◆ Goal
Give the total number of lines with the word "Secondary" in them, and no other words.

________________________

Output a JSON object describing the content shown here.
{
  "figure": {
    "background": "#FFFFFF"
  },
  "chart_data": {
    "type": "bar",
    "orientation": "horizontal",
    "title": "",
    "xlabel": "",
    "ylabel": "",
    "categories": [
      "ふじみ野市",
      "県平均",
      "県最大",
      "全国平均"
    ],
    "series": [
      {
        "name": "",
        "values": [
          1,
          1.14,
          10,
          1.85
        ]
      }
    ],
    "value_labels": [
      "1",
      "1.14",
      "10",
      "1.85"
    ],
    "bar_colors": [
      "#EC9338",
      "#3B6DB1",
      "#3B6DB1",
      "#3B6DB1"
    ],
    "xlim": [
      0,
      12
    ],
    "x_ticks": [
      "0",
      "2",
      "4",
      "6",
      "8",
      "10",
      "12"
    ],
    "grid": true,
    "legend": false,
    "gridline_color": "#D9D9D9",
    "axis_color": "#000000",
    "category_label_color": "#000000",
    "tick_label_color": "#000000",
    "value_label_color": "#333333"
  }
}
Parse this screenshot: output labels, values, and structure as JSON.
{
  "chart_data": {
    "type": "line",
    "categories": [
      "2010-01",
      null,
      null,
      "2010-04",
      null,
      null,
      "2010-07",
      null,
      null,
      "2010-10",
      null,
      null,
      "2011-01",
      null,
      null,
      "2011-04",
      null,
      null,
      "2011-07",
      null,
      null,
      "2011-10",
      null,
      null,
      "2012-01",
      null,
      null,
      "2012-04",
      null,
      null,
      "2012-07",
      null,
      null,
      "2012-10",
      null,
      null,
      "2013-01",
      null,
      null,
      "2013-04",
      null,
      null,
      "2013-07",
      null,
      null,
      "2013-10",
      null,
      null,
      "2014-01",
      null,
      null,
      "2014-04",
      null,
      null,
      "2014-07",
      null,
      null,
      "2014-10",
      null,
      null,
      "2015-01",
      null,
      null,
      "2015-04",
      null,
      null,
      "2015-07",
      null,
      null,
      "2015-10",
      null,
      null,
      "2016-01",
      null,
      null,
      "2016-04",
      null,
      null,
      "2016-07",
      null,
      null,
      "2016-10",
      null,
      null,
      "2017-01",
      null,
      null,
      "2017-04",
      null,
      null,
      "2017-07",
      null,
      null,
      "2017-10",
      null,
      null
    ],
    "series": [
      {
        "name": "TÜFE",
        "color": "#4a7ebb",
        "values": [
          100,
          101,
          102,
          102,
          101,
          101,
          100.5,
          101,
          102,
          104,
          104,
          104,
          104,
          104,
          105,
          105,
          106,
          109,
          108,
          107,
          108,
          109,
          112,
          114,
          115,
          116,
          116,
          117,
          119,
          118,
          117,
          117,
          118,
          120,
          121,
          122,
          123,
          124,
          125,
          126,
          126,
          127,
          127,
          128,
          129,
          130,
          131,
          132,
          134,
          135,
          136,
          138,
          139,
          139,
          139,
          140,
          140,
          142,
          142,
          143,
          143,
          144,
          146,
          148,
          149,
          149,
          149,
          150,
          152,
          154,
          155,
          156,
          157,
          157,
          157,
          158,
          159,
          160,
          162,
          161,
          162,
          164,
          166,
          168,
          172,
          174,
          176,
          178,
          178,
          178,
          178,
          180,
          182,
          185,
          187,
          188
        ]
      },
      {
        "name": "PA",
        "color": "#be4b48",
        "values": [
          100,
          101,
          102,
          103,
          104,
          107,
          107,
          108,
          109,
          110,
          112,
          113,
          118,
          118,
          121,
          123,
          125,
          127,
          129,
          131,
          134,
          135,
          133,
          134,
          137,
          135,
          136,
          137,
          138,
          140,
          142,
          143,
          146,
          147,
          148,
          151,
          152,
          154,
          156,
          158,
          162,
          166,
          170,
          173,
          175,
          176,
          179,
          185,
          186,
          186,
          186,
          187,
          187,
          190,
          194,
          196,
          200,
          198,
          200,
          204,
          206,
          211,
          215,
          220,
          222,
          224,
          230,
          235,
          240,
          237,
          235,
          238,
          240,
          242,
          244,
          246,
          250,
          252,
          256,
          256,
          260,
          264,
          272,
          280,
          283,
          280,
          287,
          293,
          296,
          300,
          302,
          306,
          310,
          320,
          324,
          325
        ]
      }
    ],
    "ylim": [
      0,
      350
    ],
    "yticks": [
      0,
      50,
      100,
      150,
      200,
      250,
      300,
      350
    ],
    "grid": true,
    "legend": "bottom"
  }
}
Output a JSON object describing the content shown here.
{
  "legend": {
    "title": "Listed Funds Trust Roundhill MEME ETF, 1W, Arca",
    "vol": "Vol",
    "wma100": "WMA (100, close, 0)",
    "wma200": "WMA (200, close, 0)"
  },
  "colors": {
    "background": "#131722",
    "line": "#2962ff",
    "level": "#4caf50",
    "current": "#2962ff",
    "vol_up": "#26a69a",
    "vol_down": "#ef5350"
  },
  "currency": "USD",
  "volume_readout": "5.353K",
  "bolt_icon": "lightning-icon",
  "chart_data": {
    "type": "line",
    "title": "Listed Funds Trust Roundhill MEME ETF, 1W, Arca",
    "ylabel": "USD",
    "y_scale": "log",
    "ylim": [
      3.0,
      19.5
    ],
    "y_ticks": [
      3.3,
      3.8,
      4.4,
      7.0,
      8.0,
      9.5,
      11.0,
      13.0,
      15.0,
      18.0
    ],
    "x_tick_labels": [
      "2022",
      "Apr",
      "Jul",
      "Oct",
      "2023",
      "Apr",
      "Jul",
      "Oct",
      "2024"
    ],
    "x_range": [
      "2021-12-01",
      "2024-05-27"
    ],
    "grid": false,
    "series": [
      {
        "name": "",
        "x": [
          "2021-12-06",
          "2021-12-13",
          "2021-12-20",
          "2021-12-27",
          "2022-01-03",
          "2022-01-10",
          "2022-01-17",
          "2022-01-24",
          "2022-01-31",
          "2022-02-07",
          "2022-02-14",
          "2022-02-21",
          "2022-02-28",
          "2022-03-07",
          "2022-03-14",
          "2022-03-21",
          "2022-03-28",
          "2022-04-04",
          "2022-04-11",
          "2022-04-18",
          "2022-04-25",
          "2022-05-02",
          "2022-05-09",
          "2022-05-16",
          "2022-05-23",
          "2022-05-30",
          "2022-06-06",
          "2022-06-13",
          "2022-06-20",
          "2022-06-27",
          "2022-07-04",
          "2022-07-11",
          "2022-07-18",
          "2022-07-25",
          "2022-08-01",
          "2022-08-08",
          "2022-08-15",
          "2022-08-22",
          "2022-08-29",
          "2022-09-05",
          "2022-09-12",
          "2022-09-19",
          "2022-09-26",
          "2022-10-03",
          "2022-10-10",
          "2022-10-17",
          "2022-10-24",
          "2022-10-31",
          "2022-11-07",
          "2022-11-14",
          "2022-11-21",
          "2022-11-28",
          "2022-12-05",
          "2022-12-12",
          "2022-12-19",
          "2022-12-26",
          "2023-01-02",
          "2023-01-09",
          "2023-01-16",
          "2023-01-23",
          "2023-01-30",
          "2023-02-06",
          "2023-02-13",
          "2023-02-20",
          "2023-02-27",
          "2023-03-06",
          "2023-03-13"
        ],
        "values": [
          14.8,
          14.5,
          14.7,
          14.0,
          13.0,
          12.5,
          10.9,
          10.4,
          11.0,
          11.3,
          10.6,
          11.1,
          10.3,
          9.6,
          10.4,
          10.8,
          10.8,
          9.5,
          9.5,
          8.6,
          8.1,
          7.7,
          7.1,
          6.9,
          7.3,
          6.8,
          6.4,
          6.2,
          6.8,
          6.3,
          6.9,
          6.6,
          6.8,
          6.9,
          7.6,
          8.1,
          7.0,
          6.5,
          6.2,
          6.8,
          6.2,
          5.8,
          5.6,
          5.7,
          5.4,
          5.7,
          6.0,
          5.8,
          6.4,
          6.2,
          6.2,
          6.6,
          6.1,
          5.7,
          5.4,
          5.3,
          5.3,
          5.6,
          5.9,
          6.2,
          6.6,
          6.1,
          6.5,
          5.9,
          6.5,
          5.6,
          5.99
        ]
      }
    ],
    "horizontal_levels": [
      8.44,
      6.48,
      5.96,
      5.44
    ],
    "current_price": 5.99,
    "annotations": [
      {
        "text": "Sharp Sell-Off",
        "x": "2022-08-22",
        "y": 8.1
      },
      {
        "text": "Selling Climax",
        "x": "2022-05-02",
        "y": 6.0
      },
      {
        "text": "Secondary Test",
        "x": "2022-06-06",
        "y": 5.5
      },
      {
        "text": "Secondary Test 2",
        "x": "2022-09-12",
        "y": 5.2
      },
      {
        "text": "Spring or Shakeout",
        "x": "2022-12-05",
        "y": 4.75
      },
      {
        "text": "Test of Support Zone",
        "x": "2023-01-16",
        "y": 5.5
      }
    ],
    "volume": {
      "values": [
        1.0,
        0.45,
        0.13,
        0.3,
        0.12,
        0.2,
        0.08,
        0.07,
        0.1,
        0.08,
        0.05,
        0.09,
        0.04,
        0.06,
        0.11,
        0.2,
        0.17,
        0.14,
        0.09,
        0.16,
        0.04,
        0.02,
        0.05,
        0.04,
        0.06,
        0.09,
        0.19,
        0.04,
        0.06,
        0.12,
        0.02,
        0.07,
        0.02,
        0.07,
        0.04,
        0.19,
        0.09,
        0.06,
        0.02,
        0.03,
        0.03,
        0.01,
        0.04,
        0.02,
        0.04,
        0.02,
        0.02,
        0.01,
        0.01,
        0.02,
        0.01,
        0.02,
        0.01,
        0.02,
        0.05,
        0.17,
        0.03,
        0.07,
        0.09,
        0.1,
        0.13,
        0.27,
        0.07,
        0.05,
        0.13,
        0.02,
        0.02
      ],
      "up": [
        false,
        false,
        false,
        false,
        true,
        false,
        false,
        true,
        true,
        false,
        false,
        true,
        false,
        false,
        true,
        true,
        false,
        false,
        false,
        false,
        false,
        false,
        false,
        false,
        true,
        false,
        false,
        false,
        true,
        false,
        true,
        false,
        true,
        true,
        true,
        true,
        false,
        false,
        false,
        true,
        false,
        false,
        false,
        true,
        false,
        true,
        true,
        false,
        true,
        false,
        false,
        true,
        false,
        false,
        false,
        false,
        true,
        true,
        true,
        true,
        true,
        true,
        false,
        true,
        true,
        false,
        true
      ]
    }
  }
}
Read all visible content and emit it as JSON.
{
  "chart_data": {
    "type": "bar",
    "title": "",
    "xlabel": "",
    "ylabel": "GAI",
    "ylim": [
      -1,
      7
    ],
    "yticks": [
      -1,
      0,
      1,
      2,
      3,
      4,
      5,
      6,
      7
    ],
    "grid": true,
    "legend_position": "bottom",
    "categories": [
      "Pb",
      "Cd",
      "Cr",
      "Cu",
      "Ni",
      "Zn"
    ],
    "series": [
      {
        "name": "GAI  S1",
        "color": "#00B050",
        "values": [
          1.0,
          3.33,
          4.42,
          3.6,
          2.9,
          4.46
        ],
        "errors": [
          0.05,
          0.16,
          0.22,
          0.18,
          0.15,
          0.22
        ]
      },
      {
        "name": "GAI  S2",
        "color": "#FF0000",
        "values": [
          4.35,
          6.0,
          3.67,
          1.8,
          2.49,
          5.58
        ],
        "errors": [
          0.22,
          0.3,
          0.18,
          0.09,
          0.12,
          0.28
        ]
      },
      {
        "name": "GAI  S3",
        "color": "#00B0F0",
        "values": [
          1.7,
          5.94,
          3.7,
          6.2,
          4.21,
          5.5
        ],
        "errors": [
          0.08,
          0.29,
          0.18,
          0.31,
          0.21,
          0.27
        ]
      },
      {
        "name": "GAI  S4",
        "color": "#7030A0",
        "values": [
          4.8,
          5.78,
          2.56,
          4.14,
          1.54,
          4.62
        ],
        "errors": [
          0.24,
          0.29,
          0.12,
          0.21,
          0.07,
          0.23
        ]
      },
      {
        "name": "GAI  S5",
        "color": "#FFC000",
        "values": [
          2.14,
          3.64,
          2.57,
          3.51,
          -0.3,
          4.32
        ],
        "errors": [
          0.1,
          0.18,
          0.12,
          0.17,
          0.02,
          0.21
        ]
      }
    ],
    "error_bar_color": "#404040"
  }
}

________________________

◆ Solution to this exercise
2